What is being asked ▸ Retype all of the listing exactly, passing over any picture you find.

Exercise materials ▸
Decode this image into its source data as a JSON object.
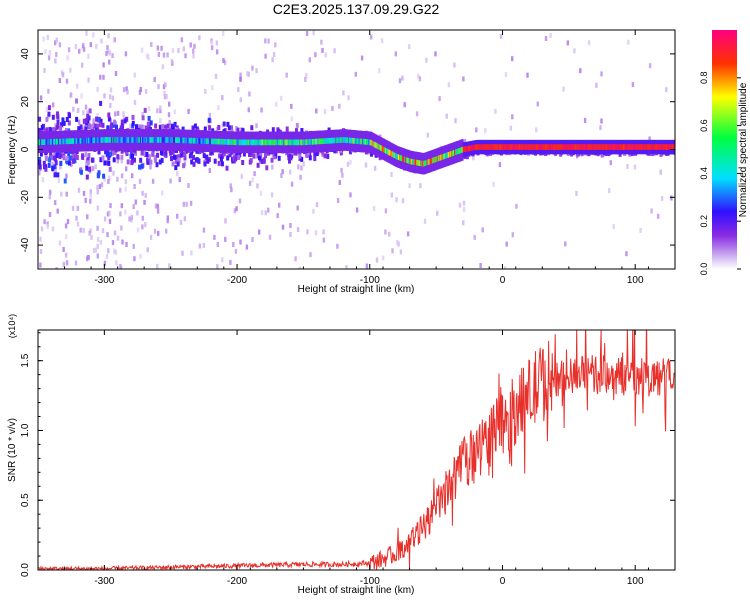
{
  "figure": {
    "title": "C2E3.2025.137.09.29.G22"
  },
  "chart_data": [
    {
      "type": "heatmap",
      "title": "C2E3.2025.137.09.29.G22",
      "xlabel": "Height of straight line (km)",
      "ylabel": "Frequency (Hz)",
      "xlim": [
        -350,
        130
      ],
      "ylim": [
        -50,
        50
      ],
      "xticks": [
        -300,
        -200,
        -100,
        0,
        100
      ],
      "yticks": [
        -40,
        -20,
        0,
        20,
        40
      ],
      "colorbar": {
        "label": "Normalized spectral amplitude",
        "range": [
          0,
          1
        ],
        "ticks": [
          0.0,
          0.2,
          0.4,
          0.6,
          0.8
        ],
        "tick_labels": [
          "0.0",
          "0.2",
          "0.4",
          "0.6",
          "0.8"
        ],
        "colormap": [
          "#ffffff",
          "#c8a8f0",
          "#8a2be2",
          "#3010ff",
          "#00e0ff",
          "#00ff40",
          "#ffff00",
          "#ff3000",
          "#ff0080"
        ]
      },
      "ridge": {
        "description_points_x": [
          -350,
          -300,
          -250,
          -200,
          -150,
          -120,
          -100,
          -90,
          -80,
          -70,
          -60,
          -50,
          -40,
          -30,
          -20,
          0,
          50,
          100,
          130
        ],
        "description_points_y": [
          3,
          4,
          4,
          3,
          3,
          4,
          3,
          0,
          -3,
          -5,
          -6,
          -4,
          -2,
          0,
          1,
          1,
          1,
          1,
          1
        ]
      }
    },
    {
      "type": "line",
      "xlabel": "Height of straight line (km)",
      "ylabel": "SNR (10 * v/v)",
      "yscale_note": "(x10⁴)",
      "xlim": [
        -350,
        130
      ],
      "ylim": [
        0,
        1.72
      ],
      "xticks": [
        -300,
        -200,
        -100,
        0,
        100
      ],
      "yticks": [
        0.0,
        0.5,
        1.0,
        1.5
      ],
      "ytick_labels": [
        "0.0",
        "0.5",
        "1.0",
        "1.5"
      ],
      "grid": false,
      "series": [
        {
          "color": "#e8302b",
          "x": [
            -350,
            -300,
            -250,
            -200,
            -150,
            -120,
            -100,
            -90,
            -80,
            -70,
            -60,
            -50,
            -40,
            -30,
            -20,
            -10,
            0,
            10,
            20,
            30,
            40,
            60,
            80,
            100,
            130
          ],
          "y": [
            0.01,
            0.01,
            0.02,
            0.03,
            0.04,
            0.04,
            0.05,
            0.08,
            0.12,
            0.2,
            0.3,
            0.45,
            0.6,
            0.75,
            0.85,
            0.95,
            1.05,
            1.15,
            1.25,
            1.35,
            1.38,
            1.4,
            1.4,
            1.38,
            1.38
          ]
        }
      ]
    }
  ]
}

Reply to the task ▸
Decode this image into its source data as a JSON object.
{
  "figure": {
    "title": "C2E3.2025.137.09.29.G22"
  },
  "chart_data": [
    {
      "type": "heatmap",
      "title": "C2E3.2025.137.09.29.G22",
      "xlabel": "Height of straight line (km)",
      "ylabel": "Frequency (Hz)",
      "xlim": [
        -350,
        130
      ],
      "ylim": [
        -50,
        50
      ],
      "xticks": [
        -300,
        -200,
        -100,
        0,
        100
      ],
      "yticks": [
        -40,
        -20,
        0,
        20,
        40
      ],
      "colorbar": {
        "label": "Normalized spectral amplitude",
        "range": [
          0,
          1
        ],
        "ticks": [
          0.0,
          0.2,
          0.4,
          0.6,
          0.8
        ],
        "tick_labels": [
          "0.0",
          "0.2",
          "0.4",
          "0.6",
          "0.8"
        ],
        "colormap": [
          "#ffffff",
          "#c8a8f0",
          "#8a2be2",
          "#3010ff",
          "#00e0ff",
          "#00ff40",
          "#ffff00",
          "#ff3000",
          "#ff0080"
        ]
      },
      "ridge": {
        "description_points_x": [
          -350,
          -300,
          -250,
          -200,
          -150,
          -120,
          -100,
          -90,
          -80,
          -70,
          -60,
          -50,
          -40,
          -30,
          -20,
          0,
          50,
          100,
          130
        ],
        "description_points_y": [
          3,
          4,
          4,
          3,
          3,
          4,
          3,
          0,
          -3,
          -5,
          -6,
          -4,
          -2,
          0,
          1,
          1,
          1,
          1,
          1
        ]
      }
    },
    {
      "type": "line",
      "xlabel": "Height of straight line (km)",
      "ylabel": "SNR (10 * v/v)",
      "yscale_note": "(x10⁴)",
      "xlim": [
        -350,
        130
      ],
      "ylim": [
        0,
        1.72
      ],
      "xticks": [
        -300,
        -200,
        -100,
        0,
        100
      ],
      "yticks": [
        0.0,
        0.5,
        1.0,
        1.5
      ],
      "ytick_labels": [
        "0.0",
        "0.5",
        "1.0",
        "1.5"
      ],
      "grid": false,
      "series": [
        {
          "color": "#e8302b",
          "x": [
            -350,
            -300,
            -250,
            -200,
            -150,
            -120,
            -100,
            -90,
            -80,
            -70,
            -60,
            -50,
            -40,
            -30,
            -20,
            -10,
            0,
            10,
            20,
            30,
            40,
            60,
            80,
            100,
            130
          ],
          "y": [
            0.01,
            0.01,
            0.02,
            0.03,
            0.04,
            0.04,
            0.05,
            0.08,
            0.12,
            0.2,
            0.3,
            0.45,
            0.6,
            0.75,
            0.85,
            0.95,
            1.05,
            1.15,
            1.25,
            1.35,
            1.38,
            1.4,
            1.4,
            1.38,
            1.38
          ]
        }
      ]
    }
  ]
}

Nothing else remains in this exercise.